Instructions for the task:
Pull every line with the word "type" out of the entries below.
** Start of Records for the task **
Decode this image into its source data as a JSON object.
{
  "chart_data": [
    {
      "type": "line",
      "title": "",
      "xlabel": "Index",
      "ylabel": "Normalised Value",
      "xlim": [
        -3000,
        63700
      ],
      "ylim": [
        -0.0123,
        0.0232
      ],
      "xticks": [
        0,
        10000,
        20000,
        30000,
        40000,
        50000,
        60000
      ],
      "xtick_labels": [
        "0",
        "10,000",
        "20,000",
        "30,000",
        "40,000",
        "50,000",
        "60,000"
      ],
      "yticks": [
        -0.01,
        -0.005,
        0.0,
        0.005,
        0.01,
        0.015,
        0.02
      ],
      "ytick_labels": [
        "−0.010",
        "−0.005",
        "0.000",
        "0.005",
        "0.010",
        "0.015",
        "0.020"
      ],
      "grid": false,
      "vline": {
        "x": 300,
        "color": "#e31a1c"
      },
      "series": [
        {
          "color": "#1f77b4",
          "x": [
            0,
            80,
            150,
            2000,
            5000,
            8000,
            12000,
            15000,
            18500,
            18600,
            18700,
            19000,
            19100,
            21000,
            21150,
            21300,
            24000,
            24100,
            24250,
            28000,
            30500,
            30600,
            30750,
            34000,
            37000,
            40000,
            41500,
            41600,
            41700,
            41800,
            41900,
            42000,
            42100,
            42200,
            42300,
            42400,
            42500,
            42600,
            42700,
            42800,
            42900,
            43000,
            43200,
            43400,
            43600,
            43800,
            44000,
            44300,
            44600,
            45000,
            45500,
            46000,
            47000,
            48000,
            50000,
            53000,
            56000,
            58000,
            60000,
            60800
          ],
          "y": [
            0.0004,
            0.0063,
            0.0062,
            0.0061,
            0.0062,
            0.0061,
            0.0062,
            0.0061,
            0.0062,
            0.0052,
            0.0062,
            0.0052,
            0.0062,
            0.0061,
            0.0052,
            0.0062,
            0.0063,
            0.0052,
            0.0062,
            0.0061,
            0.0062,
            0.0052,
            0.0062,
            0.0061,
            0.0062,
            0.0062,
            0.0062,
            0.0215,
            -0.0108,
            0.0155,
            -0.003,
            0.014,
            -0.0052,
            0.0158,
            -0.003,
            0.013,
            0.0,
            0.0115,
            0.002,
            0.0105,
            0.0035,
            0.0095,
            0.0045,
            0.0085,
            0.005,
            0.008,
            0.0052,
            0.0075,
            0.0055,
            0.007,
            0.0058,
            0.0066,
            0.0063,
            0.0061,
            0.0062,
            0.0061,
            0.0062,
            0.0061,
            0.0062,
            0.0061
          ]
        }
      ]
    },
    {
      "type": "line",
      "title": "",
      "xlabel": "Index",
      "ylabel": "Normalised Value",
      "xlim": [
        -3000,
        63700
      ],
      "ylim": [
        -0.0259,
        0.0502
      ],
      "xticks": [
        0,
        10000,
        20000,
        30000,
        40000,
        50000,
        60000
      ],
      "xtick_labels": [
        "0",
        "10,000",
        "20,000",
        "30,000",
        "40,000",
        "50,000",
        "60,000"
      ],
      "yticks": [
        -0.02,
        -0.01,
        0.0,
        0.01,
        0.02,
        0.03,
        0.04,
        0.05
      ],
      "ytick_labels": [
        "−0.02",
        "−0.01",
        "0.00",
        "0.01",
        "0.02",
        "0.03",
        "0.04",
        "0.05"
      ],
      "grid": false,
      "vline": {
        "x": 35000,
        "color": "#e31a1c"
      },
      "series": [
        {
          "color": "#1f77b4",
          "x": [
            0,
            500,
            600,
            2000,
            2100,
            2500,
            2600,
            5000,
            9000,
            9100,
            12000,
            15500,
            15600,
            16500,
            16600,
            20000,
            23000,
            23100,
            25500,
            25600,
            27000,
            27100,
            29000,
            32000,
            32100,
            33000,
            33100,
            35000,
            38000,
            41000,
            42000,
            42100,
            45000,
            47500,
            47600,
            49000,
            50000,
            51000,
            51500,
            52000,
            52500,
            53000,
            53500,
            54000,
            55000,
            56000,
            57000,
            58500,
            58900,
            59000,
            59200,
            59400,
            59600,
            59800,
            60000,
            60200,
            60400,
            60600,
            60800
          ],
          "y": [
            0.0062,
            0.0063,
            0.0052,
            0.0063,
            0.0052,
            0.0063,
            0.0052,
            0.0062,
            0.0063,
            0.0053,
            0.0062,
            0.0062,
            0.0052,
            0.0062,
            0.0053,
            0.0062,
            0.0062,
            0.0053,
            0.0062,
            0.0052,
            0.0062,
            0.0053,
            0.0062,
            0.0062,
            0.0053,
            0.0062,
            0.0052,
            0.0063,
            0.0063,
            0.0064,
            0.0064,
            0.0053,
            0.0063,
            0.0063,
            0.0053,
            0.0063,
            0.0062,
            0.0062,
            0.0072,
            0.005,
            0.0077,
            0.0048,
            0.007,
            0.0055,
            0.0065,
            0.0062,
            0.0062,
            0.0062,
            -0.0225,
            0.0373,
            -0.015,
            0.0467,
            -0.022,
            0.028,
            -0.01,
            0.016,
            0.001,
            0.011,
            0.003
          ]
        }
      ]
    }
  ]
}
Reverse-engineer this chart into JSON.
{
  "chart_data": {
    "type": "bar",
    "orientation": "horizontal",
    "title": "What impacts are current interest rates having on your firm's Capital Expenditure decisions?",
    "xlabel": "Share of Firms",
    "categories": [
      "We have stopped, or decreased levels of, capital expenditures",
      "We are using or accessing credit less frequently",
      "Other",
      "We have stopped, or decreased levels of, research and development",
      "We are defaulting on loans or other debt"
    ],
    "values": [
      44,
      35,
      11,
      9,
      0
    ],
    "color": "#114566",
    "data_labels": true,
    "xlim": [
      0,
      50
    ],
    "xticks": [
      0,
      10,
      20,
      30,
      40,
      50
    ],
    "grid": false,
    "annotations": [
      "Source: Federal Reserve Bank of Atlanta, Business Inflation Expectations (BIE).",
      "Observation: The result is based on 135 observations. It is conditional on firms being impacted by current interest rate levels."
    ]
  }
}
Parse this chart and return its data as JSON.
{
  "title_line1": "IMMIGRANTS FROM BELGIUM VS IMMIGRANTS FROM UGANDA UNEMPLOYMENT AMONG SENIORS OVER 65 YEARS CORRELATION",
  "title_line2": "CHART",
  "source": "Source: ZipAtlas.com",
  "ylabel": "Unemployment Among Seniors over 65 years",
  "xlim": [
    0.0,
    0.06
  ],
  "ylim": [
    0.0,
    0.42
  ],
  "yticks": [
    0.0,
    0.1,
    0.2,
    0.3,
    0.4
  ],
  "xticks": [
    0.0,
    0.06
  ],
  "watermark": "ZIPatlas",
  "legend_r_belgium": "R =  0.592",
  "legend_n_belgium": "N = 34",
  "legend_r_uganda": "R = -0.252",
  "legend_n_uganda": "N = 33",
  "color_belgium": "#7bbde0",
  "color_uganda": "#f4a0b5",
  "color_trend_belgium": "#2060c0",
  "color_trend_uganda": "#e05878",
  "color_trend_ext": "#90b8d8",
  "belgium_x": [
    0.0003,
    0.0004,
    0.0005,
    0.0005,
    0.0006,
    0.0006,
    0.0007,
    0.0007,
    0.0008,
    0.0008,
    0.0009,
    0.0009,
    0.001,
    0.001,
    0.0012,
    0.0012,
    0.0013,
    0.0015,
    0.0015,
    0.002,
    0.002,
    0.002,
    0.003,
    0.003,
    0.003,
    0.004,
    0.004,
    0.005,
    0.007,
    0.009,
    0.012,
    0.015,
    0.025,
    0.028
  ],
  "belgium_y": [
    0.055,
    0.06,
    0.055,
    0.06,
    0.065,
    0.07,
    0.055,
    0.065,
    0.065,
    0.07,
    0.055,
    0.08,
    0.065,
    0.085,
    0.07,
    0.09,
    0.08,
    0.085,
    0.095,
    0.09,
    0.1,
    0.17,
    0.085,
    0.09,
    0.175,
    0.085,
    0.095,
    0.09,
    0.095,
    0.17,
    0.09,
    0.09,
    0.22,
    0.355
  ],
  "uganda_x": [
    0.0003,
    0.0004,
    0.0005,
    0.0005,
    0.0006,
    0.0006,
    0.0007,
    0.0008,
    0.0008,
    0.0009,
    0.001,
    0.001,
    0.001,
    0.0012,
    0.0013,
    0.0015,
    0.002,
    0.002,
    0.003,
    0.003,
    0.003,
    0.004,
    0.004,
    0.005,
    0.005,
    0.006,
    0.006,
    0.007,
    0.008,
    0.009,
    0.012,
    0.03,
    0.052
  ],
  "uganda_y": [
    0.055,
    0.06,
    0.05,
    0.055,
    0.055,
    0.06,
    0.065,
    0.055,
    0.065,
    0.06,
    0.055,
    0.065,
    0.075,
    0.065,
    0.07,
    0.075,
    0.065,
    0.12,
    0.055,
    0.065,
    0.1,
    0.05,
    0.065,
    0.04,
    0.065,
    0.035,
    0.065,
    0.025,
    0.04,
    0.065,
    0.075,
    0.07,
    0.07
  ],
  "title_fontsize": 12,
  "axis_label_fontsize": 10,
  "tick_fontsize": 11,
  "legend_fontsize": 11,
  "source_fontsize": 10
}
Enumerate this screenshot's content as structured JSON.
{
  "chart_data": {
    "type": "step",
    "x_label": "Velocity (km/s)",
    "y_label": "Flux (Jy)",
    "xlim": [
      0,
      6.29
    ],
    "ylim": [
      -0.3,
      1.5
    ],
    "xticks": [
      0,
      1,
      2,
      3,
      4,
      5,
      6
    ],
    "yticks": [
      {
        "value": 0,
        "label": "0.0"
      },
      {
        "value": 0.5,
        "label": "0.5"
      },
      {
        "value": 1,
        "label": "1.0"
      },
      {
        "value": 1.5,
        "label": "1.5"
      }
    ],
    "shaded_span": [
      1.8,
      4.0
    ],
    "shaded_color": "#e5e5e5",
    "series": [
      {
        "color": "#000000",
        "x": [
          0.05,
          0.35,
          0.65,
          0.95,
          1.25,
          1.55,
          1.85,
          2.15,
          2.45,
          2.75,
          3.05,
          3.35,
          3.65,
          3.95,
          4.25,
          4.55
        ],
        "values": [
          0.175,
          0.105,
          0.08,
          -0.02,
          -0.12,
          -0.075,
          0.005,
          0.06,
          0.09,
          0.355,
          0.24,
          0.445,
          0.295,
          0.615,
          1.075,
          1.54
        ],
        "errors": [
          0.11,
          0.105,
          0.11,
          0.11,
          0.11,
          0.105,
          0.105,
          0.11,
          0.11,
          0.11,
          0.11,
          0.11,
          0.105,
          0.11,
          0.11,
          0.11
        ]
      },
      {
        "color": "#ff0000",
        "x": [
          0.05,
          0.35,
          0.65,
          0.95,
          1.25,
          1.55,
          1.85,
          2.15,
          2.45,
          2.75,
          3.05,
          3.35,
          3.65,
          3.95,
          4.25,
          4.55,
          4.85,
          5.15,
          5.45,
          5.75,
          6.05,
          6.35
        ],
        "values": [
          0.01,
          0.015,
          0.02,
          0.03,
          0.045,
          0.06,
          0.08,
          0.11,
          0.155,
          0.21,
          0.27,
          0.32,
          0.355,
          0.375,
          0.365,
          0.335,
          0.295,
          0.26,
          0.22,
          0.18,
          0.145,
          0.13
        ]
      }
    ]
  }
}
** End of Records for the task **
Output:
      "type": "line",
      "type": "line",
    "type": "bar",
    "type": "step",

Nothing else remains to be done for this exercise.